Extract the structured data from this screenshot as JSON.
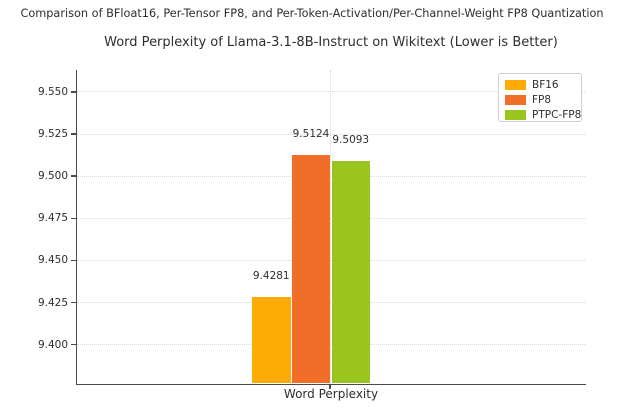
{
  "figure": {
    "suptitle": "Comparison of BFloat16, Per-Tensor FP8, and Per-Token-Activation/Per-Channel-Weight FP8 Quantization"
  },
  "chart_data": {
    "type": "bar",
    "title": "Word Perplexity of Llama-3.1-8B-Instruct on Wikitext (Lower is Better)",
    "categories": [
      "Word Perplexity"
    ],
    "series": [
      {
        "name": "BF16",
        "values": [
          9.4281
        ],
        "data_label": "9.4281",
        "color": "#FFAB05"
      },
      {
        "name": "FP8",
        "values": [
          9.5124
        ],
        "data_label": "9.5124",
        "color": "#F06E28"
      },
      {
        "name": "PTPC-FP8",
        "values": [
          9.5093
        ],
        "data_label": "9.5093",
        "color": "#9AC51F"
      }
    ],
    "xlabel": "Word Perplexity",
    "ylabel": "",
    "ylim": [
      9.377,
      9.563
    ],
    "yticks": [
      9.4,
      9.425,
      9.45,
      9.475,
      9.5,
      9.525,
      9.55
    ],
    "ytick_labels": [
      "9.400",
      "9.425",
      "9.450",
      "9.475",
      "9.500",
      "9.525",
      "9.550"
    ],
    "grid": true,
    "legend_position": "upper right",
    "colors": {
      "axis": "#4A4A4A",
      "grid": "#D8D8D8",
      "text": "#2E2E2E",
      "background": "#FFFFFF"
    }
  }
}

○ ○ ○ ○ ○ ○ ○

What is being asked: Select, from the listing, all lines that include the word "Perplexity".

Solution to this task:
    "title": "Word Perplexity of Llama-3.1-8B-Instruct on Wikitext (Lower is Better)",
      "Word Perplexity"
    "xlabel": "Word Perplexity",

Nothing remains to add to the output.